* _Supplied entries_
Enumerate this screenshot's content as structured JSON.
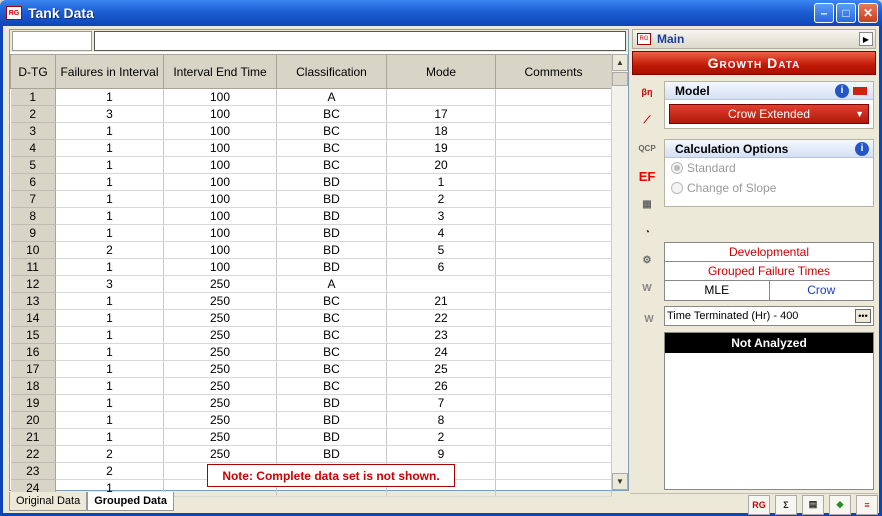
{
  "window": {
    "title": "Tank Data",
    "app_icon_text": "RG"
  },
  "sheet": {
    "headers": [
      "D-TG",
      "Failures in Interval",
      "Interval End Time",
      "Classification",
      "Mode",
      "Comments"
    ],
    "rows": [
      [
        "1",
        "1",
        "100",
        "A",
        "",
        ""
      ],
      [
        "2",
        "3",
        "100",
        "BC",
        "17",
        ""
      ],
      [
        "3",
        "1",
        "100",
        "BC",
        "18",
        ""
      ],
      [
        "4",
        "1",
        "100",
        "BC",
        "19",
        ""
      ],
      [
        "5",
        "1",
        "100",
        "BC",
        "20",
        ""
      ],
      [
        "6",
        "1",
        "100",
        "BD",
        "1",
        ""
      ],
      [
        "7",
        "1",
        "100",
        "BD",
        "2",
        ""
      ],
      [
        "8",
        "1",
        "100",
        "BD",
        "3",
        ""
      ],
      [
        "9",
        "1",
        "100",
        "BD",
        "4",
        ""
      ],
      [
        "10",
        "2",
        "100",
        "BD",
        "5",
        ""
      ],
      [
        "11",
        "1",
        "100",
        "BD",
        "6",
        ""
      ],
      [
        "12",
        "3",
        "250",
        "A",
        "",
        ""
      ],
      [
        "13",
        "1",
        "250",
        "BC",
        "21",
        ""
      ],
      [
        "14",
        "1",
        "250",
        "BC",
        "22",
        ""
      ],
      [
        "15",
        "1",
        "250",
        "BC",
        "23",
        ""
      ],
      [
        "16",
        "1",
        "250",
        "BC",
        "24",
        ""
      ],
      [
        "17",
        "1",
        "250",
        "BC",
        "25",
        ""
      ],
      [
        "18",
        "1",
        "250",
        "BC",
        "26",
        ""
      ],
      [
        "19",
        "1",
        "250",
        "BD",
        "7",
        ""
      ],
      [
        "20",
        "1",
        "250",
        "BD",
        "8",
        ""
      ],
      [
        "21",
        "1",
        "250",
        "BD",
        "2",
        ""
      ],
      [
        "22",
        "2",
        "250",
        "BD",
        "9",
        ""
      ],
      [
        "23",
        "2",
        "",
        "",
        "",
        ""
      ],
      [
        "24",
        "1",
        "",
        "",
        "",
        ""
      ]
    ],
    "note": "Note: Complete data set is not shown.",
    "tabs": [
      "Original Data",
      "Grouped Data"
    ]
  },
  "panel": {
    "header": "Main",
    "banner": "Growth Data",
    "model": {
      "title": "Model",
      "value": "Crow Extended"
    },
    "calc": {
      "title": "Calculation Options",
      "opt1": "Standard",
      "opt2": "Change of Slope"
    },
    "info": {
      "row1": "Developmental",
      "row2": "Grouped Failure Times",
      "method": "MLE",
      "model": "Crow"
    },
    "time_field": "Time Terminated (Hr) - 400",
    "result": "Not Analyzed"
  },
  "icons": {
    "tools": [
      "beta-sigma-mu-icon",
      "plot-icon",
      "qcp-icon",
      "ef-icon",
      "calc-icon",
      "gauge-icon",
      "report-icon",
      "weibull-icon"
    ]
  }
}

* _Given request_
Pull out all lines from the listing that contain the string "title".

* _Result of the task_
    "title": "Tank Data",
      "title": "Model",
      "title": "Calculation Options",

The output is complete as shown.